*** RECORDS PROVIDED
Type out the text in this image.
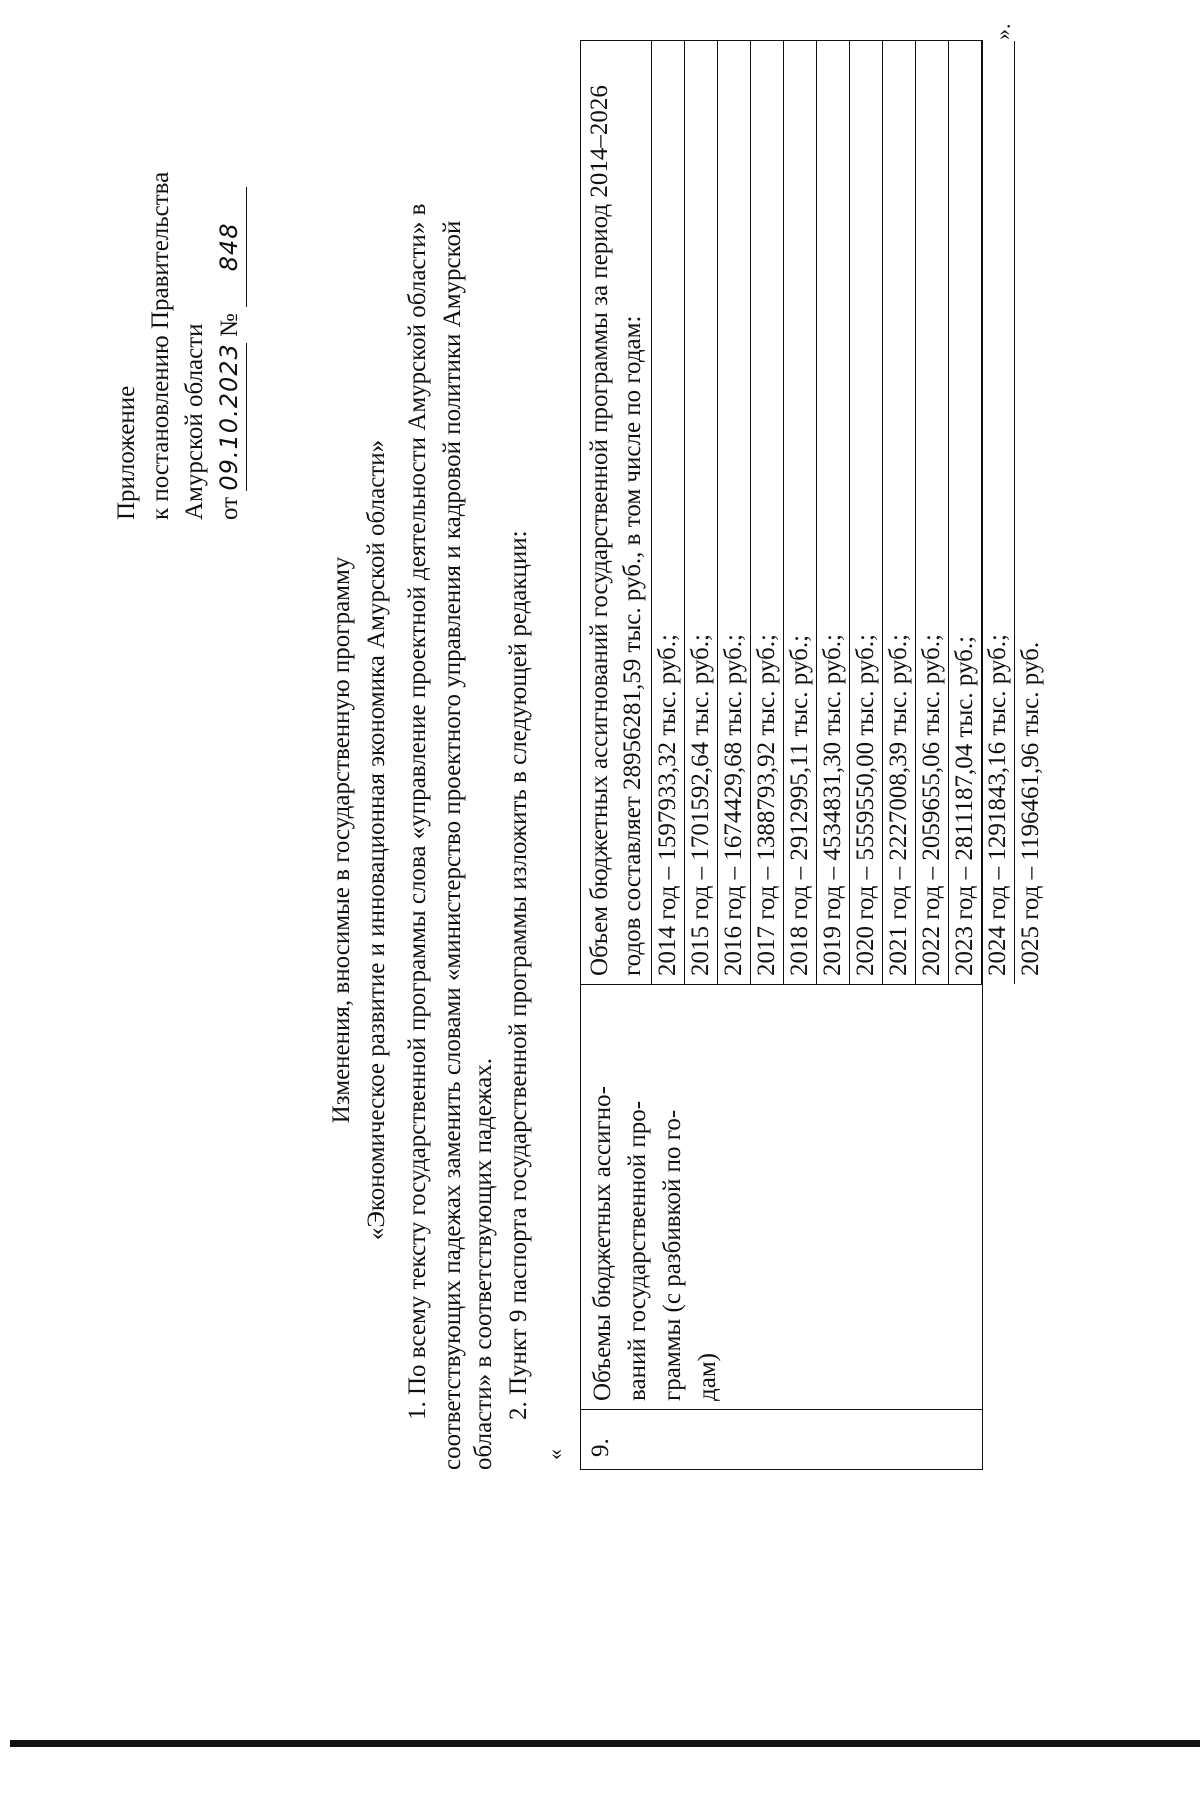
Приложение к постановлению Правительства Амурской области от 09.10.2023 № 848
Изменения, вносимые в государственную программу «Экономическое развитие и инновационная экономика Амурской области» 1. По всему тексту государственной программы слова «управление проектной деятельности Амурской области» в соответствующих падежах заменить словами «министерство проектного управления и кадровой политики Амурской области» в соответствующих падежах. 2. Пункт 9 паспорта государственной программы изложить в следующей редакции:
« 9.
Объемы бюджетных ассигно- ваний государственной про- граммы (с разбивкой по го- дам)
Объем бюджетных ассигнований государственной программы за период 2014–2026 годов составляет 28956281,59 тыс. руб., в том числе по годам: 2014 год – 1597933,32 тыс. руб.; 2015 год – 1701592,64 тыс. руб.; 2016 год – 1674429,68 тыс. руб.; 2017 год – 1388793,92 тыс. руб.; 2018 год – 2912995,11 тыс. руб.; 2019 год – 4534831,30 тыс. руб.; 2020 год – 5559550,00 тыс. руб.; 2021 год – 2227008,39 тыс. руб.; 2022 год – 2059655,06 тыс. руб.; 2023 год – 2811187,04 тыс. руб.; 2024 год – 1291843,16 тыс. руб.; 2025 год – 1196461,96 тыс. руб.
».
******
**WRITTEN PROBLEM**
Make an exact copy of all the material, but keep the pictures out of it.

**EXERCISE SOLUTION**
Type out the text in this image.
Приложение к постановлению Правительства Амурской области от 09.10.2023 № 848
Изменения, вносимые в государственную программу «Экономическое развитие и инновационная экономика Амурской области» 1. По всему тексту государственной программы слова «управление проектной деятельности Амурской области» в соответствующих падежах заменить словами «министерство проектного управления и кадровой политики Амурской области» в соответствующих падежах. 2. Пункт 9 паспорта государственной программы изложить в следующей редакции:
« 9.
Объемы бюджетных ассигно- ваний государственной про- граммы (с разбивкой по го- дам)
Объем бюджетных ассигнований государственной программы за период 2014–2026 годов составляет 28956281,59 тыс. руб., в том числе по годам: 2014 год – 1597933,32 тыс. руб.; 2015 год – 1701592,64 тыс. руб.; 2016 год – 1674429,68 тыс. руб.; 2017 год – 1388793,92 тыс. руб.; 2018 год – 2912995,11 тыс. руб.; 2019 год – 4534831,30 тыс. руб.; 2020 год – 5559550,00 тыс. руб.; 2021 год – 2227008,39 тыс. руб.; 2022 год – 2059655,06 тыс. руб.; 2023 год – 2811187,04 тыс. руб.; 2024 год – 1291843,16 тыс. руб.; 2025 год – 1196461,96 тыс. руб.
».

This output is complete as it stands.